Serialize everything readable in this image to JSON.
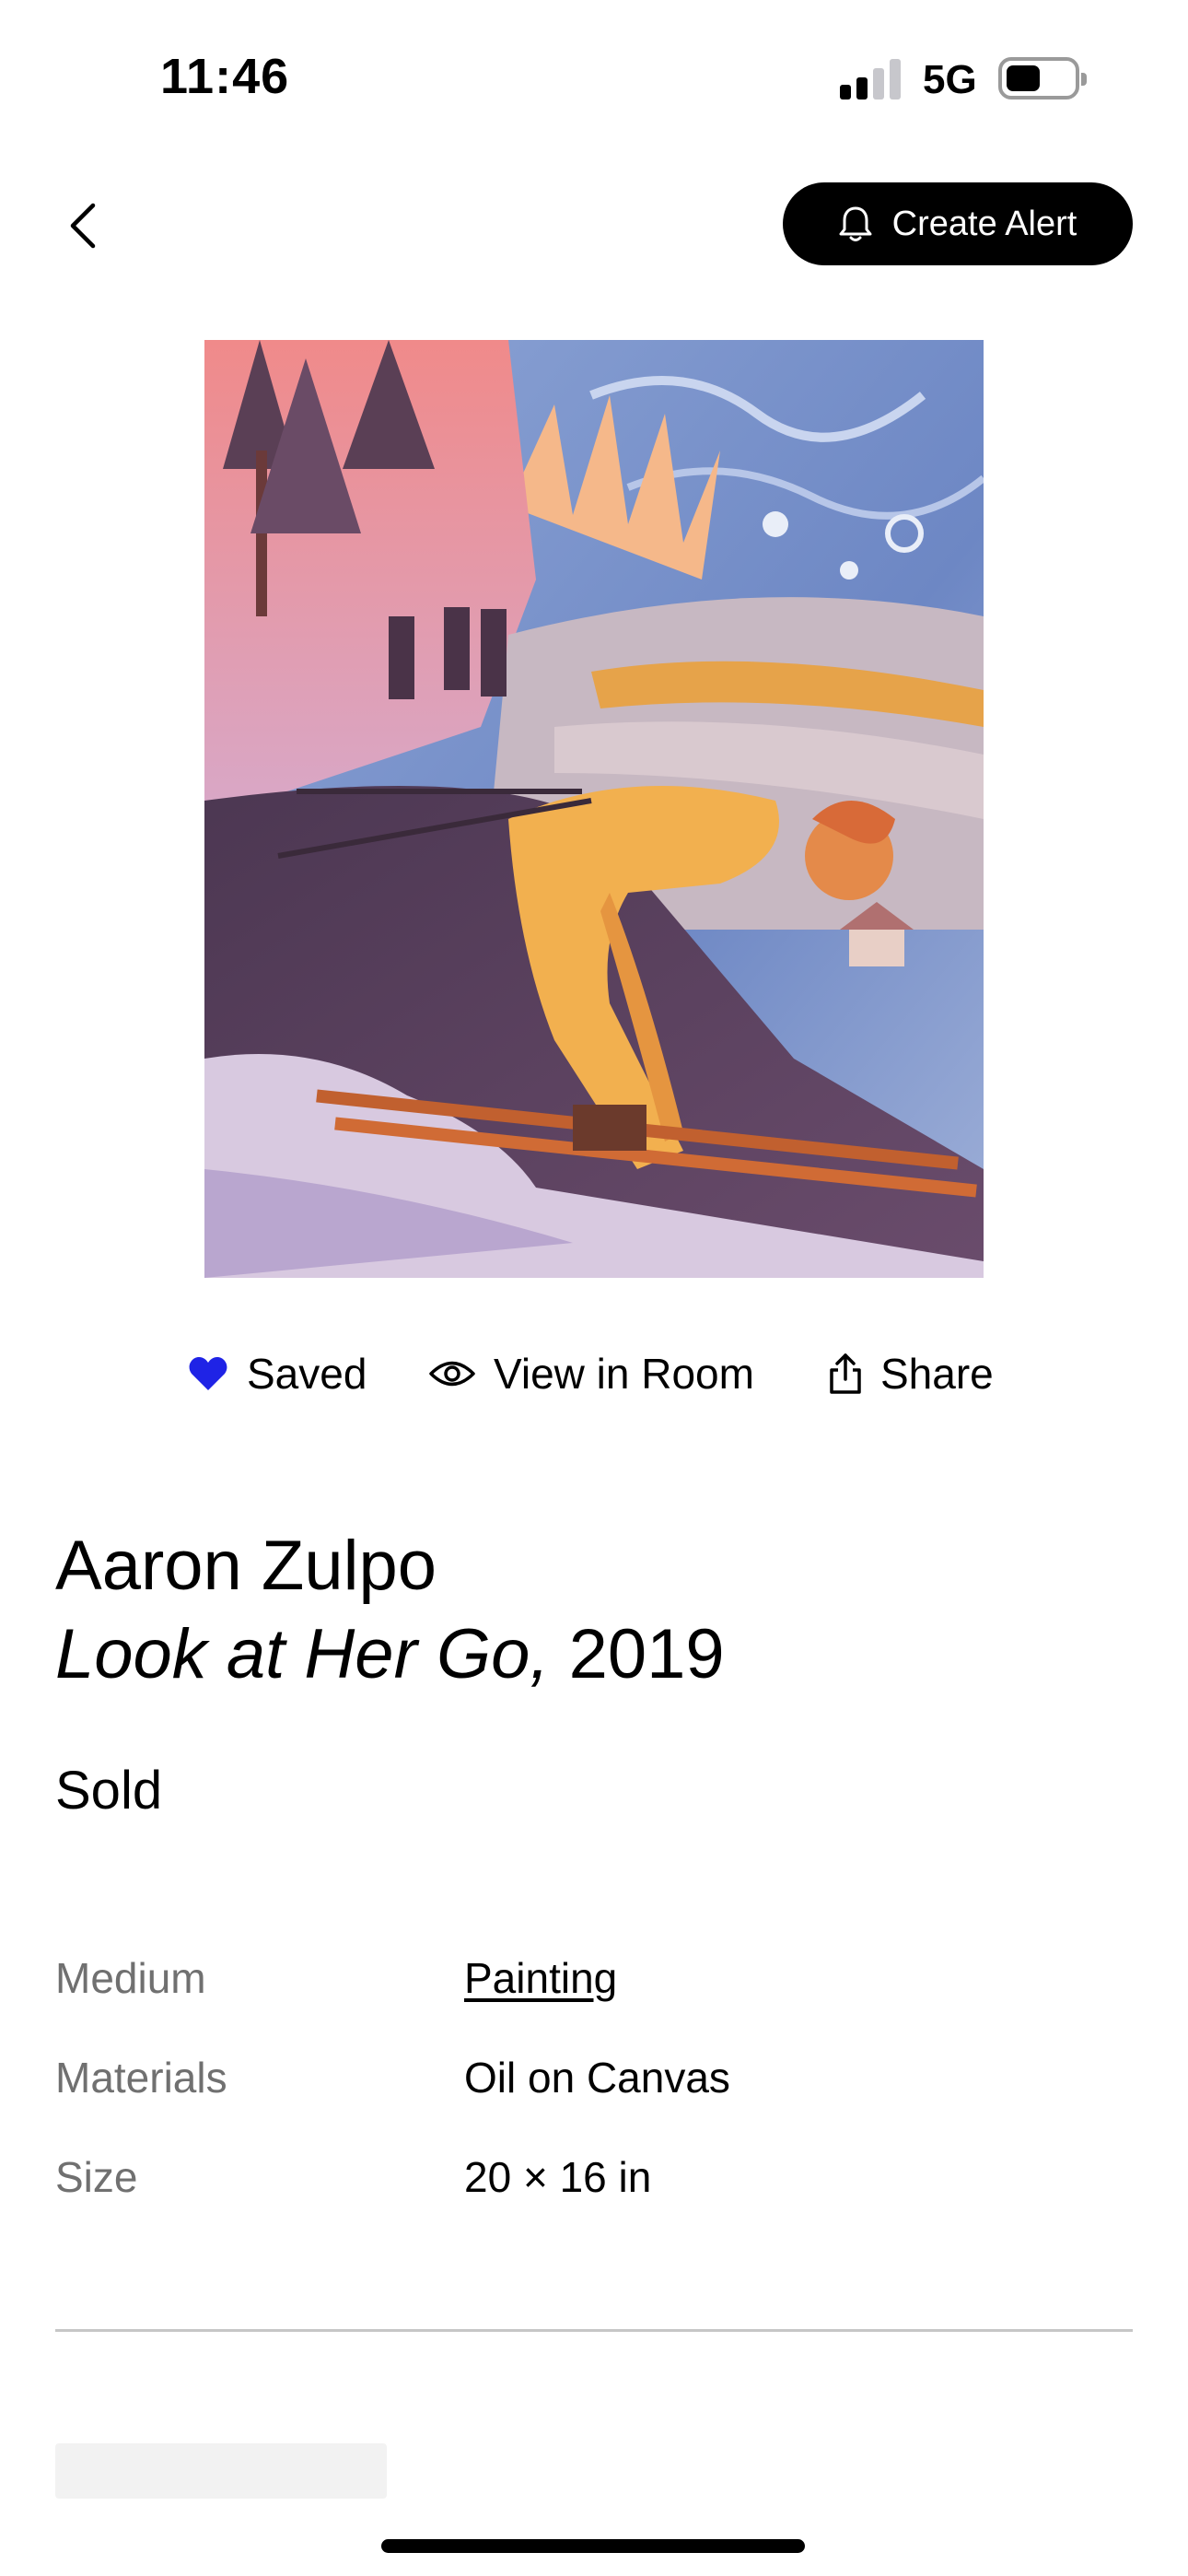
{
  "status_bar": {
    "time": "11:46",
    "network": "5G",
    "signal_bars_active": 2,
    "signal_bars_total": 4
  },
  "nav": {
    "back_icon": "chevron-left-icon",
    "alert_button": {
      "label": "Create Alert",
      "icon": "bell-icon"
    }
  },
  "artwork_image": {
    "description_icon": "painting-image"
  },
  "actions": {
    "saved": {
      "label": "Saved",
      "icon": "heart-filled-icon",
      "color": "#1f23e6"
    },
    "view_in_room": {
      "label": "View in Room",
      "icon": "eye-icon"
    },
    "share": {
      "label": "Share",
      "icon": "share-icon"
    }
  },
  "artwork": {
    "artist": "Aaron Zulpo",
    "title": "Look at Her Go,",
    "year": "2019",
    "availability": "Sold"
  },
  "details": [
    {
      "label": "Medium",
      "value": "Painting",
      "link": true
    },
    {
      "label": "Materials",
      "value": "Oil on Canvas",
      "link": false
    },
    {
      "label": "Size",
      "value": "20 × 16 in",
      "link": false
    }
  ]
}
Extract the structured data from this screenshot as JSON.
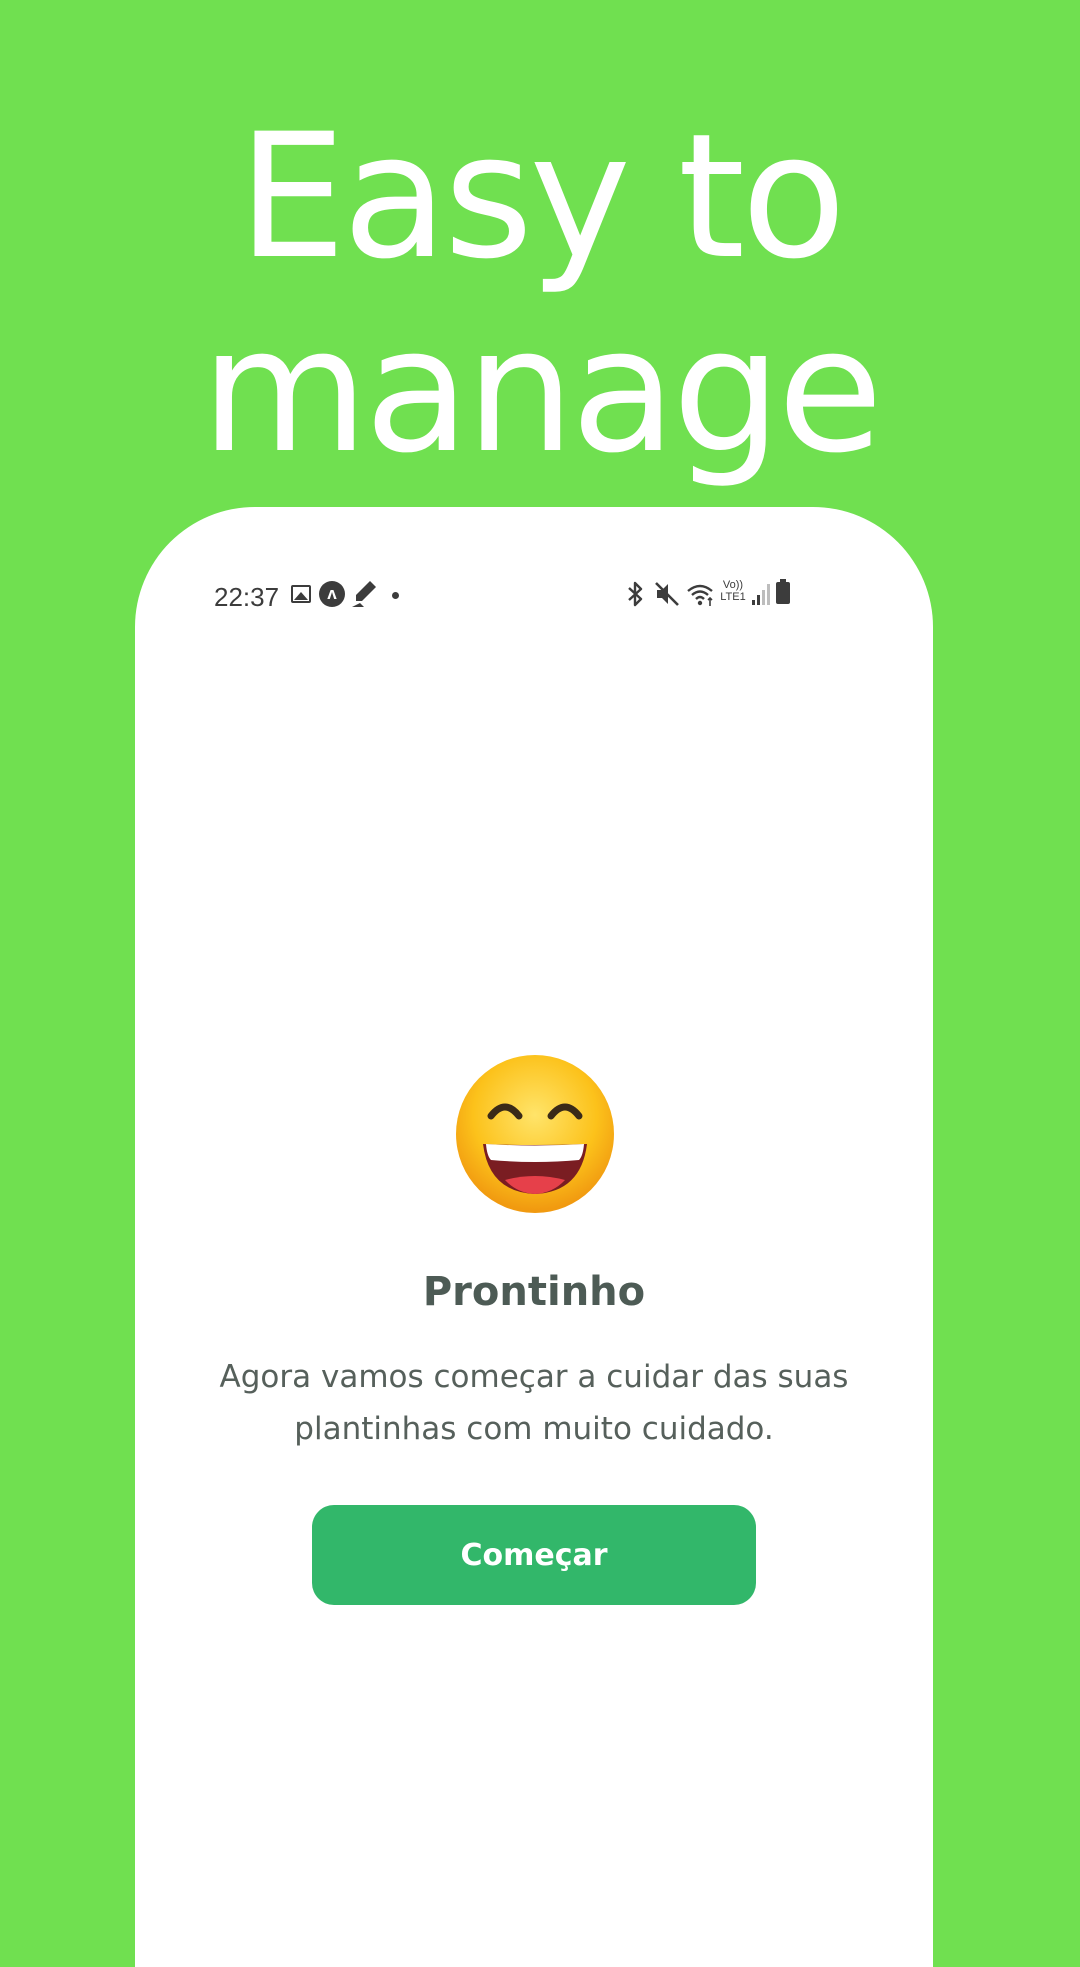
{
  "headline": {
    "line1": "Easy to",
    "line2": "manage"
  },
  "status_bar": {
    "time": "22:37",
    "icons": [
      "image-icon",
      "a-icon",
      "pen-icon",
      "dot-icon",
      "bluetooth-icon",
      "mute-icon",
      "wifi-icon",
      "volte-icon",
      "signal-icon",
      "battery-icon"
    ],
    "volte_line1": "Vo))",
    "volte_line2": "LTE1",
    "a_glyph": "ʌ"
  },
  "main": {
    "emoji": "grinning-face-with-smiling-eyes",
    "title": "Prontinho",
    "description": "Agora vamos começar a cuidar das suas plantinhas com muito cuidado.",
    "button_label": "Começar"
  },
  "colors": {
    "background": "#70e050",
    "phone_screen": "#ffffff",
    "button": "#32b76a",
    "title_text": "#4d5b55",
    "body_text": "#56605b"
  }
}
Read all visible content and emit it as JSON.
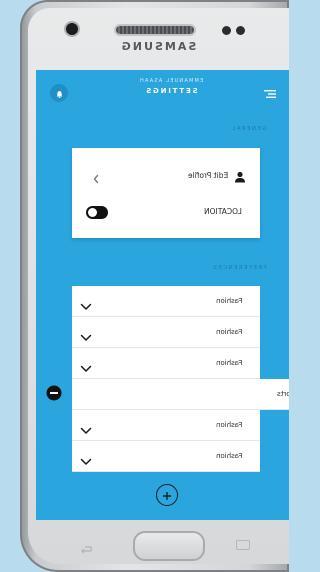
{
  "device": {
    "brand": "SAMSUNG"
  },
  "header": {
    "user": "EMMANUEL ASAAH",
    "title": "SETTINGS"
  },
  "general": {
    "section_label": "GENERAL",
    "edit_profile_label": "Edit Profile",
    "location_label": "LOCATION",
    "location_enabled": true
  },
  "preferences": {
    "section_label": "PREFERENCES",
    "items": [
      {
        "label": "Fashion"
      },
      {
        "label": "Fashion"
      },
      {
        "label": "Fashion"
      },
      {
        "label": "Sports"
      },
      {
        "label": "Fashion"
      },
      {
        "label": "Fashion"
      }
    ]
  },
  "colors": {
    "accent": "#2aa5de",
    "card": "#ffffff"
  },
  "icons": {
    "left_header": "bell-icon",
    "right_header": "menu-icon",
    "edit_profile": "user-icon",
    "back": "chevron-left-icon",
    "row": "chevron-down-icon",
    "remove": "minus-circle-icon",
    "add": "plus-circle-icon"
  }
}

STATED PROBLEM
Return the material exactly as given, apart from the pictures.

OUTPUT FOR THIS EXERCISE
Serialize everything readable in this image to JSON.
{
  "status_bar": {
    "time": "11:46",
    "network": "5G",
    "signal_bars_active": 2,
    "signal_bars_total": 4
  },
  "nav": {
    "back_icon": "chevron-left-icon",
    "alert_button": {
      "label": "Create Alert",
      "icon": "bell-icon"
    }
  },
  "artwork_image": {
    "description_icon": "painting-image"
  },
  "actions": {
    "saved": {
      "label": "Saved",
      "icon": "heart-filled-icon",
      "color": "#1f23e6"
    },
    "view_in_room": {
      "label": "View in Room",
      "icon": "eye-icon"
    },
    "share": {
      "label": "Share",
      "icon": "share-icon"
    }
  },
  "artwork": {
    "artist": "Aaron Zulpo",
    "title": "Look at Her Go,",
    "year": "2019",
    "availability": "Sold"
  },
  "details": [
    {
      "label": "Medium",
      "value": "Painting",
      "link": true
    },
    {
      "label": "Materials",
      "value": "Oil on Canvas",
      "link": false
    },
    {
      "label": "Size",
      "value": "20 × 16 in",
      "link": false
    }
  ]
}
Extract the structured data from this screenshot as JSON.
{
  "headline": {
    "line1": "Easy to",
    "line2": "manage"
  },
  "status_bar": {
    "time": "22:37",
    "icons": [
      "image-icon",
      "a-icon",
      "pen-icon",
      "dot-icon",
      "bluetooth-icon",
      "mute-icon",
      "wifi-icon",
      "volte-icon",
      "signal-icon",
      "battery-icon"
    ],
    "volte_line1": "Vo))",
    "volte_line2": "LTE1",
    "a_glyph": "ʌ"
  },
  "main": {
    "emoji": "grinning-face-with-smiling-eyes",
    "title": "Prontinho",
    "description": "Agora vamos começar a cuidar das suas plantinhas com muito cuidado.",
    "button_label": "Começar"
  },
  "colors": {
    "background": "#70e050",
    "phone_screen": "#ffffff",
    "button": "#32b76a",
    "title_text": "#4d5b55",
    "body_text": "#56605b"
  }
}
Read all visible content and emit it as JSON.
{
  "device": {
    "brand": "SAMSUNG"
  },
  "header": {
    "user": "EMMANUEL ASAAH",
    "title": "SETTINGS"
  },
  "general": {
    "section_label": "GENERAL",
    "edit_profile_label": "Edit Profile",
    "location_label": "LOCATION",
    "location_enabled": true
  },
  "preferences": {
    "section_label": "PREFERENCES",
    "items": [
      {
        "label": "Fashion"
      },
      {
        "label": "Fashion"
      },
      {
        "label": "Fashion"
      },
      {
        "label": "Sports"
      },
      {
        "label": "Fashion"
      },
      {
        "label": "Fashion"
      }
    ]
  },
  "colors": {
    "accent": "#2aa5de",
    "card": "#ffffff"
  },
  "icons": {
    "left_header": "bell-icon",
    "right_header": "menu-icon",
    "edit_profile": "user-icon",
    "back": "chevron-left-icon",
    "row": "chevron-down-icon",
    "remove": "minus-circle-icon",
    "add": "plus-circle-icon"
  }
}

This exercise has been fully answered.